RECORDS SHOWN »
--------------------------------------------------
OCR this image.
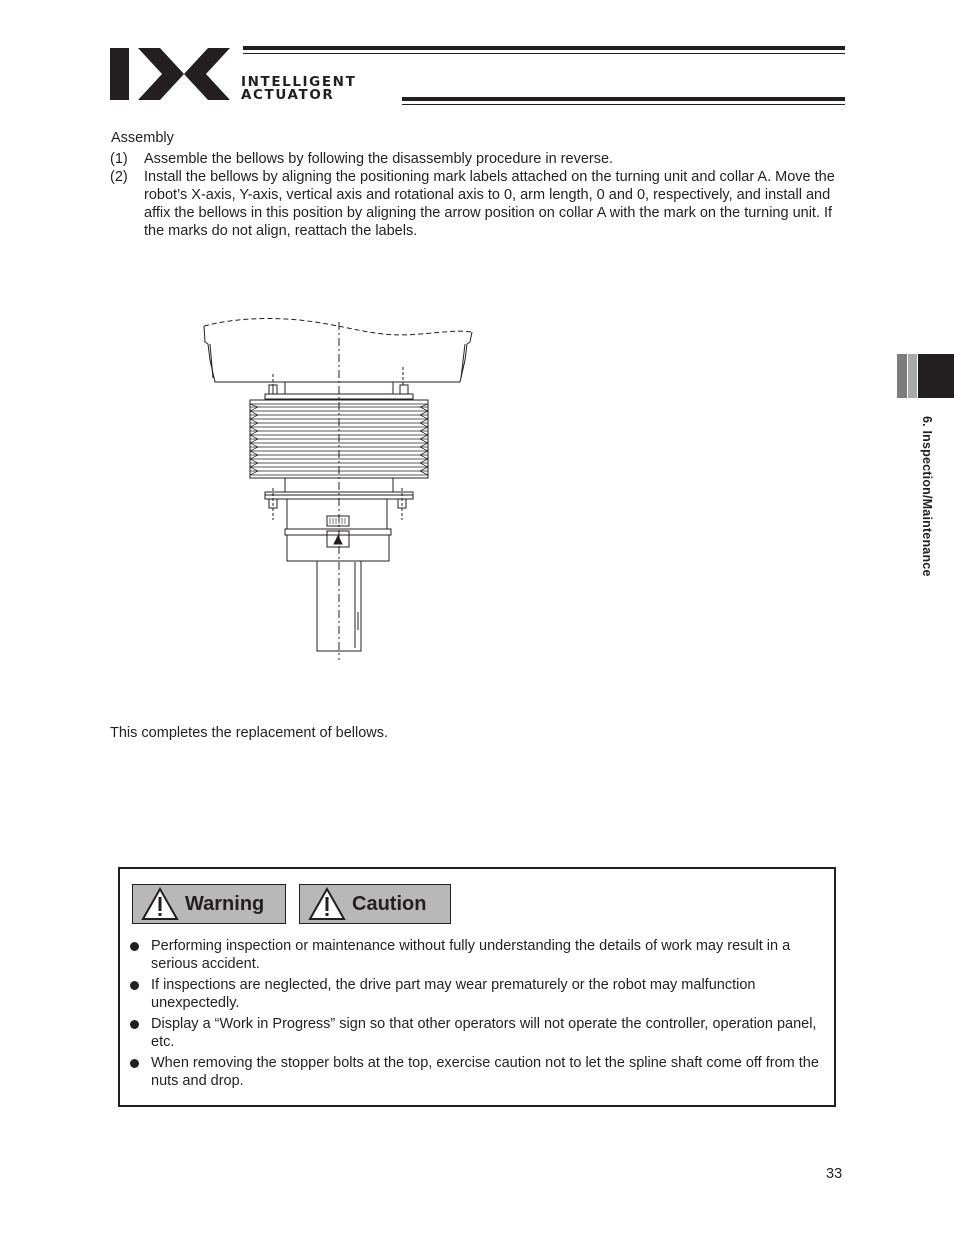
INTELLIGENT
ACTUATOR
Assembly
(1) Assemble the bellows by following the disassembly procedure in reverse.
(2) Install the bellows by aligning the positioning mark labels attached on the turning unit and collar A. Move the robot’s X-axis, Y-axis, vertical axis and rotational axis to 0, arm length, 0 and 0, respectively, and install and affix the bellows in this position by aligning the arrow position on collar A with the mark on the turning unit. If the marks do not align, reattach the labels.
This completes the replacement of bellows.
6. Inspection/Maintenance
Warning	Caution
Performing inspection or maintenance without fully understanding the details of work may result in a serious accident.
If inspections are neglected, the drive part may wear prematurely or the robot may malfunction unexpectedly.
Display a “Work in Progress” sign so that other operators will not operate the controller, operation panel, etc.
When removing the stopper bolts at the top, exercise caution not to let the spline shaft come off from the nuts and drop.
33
--------------------------------------------------
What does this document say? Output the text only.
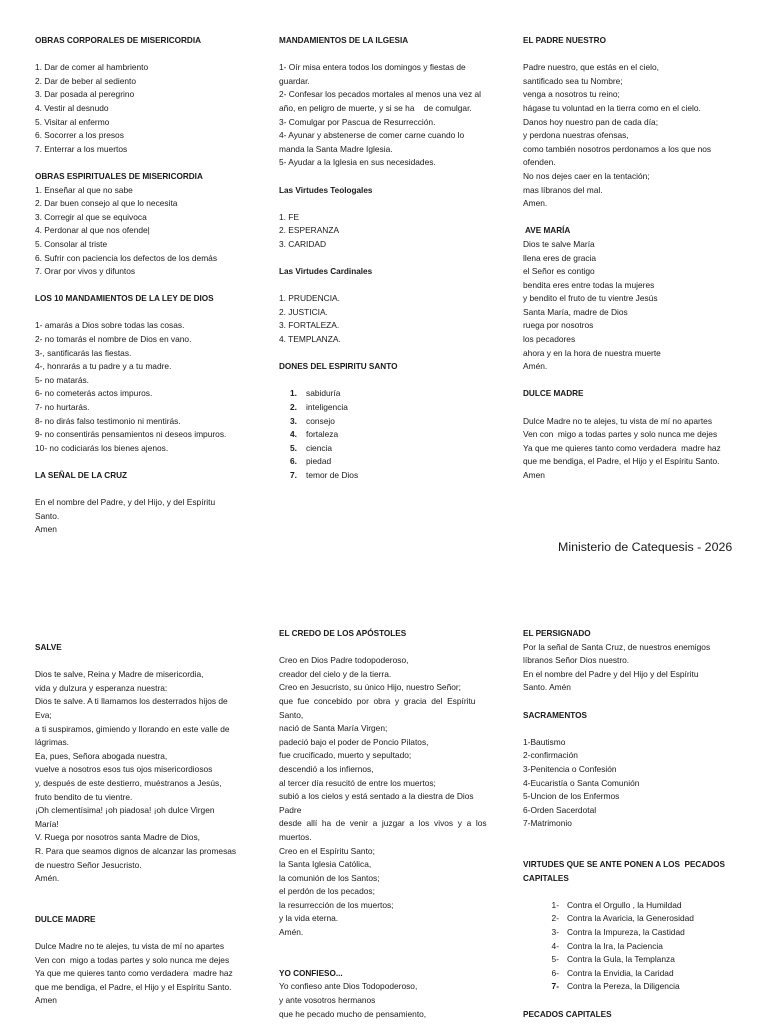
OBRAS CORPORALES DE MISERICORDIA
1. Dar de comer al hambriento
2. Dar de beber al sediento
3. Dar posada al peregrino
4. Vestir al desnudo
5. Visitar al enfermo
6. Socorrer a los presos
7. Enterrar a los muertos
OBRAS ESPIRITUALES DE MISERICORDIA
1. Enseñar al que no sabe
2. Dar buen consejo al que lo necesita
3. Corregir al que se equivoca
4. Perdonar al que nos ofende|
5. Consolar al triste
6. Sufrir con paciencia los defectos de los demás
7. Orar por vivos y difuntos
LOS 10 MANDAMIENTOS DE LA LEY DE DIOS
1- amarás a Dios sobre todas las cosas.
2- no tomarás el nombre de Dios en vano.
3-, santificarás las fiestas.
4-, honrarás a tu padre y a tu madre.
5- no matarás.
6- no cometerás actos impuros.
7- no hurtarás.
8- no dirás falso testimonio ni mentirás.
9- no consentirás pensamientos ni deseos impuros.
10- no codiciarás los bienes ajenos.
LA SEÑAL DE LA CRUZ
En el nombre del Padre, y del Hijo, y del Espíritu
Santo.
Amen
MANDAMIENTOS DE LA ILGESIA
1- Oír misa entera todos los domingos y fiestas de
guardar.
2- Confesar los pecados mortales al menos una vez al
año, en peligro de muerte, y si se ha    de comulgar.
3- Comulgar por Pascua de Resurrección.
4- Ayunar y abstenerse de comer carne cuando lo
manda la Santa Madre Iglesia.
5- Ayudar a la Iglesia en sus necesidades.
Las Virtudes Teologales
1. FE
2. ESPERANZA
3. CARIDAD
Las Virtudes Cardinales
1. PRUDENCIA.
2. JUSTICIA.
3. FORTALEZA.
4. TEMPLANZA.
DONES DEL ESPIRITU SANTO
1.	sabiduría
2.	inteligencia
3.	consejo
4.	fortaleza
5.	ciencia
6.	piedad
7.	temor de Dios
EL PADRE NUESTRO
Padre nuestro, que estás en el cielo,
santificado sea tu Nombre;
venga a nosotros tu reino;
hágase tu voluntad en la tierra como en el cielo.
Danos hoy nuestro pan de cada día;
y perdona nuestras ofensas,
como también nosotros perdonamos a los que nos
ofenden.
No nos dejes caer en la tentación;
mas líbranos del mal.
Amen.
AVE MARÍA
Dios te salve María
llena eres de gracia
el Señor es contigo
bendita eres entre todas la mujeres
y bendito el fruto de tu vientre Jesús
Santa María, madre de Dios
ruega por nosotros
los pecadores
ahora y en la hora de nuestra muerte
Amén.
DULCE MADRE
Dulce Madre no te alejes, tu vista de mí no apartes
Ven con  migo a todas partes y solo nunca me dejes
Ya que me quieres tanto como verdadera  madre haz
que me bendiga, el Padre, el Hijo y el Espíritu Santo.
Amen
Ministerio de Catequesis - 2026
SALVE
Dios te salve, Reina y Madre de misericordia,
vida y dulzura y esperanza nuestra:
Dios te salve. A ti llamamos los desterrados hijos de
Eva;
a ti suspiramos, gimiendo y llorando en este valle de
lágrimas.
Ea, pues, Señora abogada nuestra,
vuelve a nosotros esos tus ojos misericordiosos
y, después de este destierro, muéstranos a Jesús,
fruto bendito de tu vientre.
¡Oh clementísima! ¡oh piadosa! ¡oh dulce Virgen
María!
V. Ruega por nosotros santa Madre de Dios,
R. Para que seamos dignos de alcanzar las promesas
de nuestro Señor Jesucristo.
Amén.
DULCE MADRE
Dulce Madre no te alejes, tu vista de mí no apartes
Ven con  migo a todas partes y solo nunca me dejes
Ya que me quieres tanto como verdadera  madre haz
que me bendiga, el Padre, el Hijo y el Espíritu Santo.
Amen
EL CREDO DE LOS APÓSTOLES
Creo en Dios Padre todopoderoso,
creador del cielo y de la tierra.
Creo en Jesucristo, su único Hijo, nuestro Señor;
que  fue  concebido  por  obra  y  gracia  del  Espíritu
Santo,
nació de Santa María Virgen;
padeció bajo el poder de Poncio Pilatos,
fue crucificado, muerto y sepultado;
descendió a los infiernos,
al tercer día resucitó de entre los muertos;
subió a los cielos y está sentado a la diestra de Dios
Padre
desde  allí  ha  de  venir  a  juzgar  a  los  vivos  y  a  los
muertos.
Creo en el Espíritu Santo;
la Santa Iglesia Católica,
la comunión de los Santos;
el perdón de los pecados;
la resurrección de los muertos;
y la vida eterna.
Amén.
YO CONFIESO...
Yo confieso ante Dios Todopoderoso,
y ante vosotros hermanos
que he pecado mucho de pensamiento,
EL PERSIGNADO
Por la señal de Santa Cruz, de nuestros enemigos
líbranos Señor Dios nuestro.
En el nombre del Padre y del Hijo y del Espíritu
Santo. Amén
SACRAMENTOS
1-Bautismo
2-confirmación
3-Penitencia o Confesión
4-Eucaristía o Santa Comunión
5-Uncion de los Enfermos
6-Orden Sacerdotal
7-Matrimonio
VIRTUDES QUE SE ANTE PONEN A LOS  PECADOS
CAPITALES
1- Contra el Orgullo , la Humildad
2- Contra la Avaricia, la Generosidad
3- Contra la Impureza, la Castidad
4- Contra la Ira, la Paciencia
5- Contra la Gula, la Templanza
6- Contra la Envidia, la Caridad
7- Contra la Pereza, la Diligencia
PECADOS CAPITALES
--------------------------------------------------
WORK TO COMPLETE » State the count of lines that contain the string "comer". Nothing else is needed.

THE RESULT » 2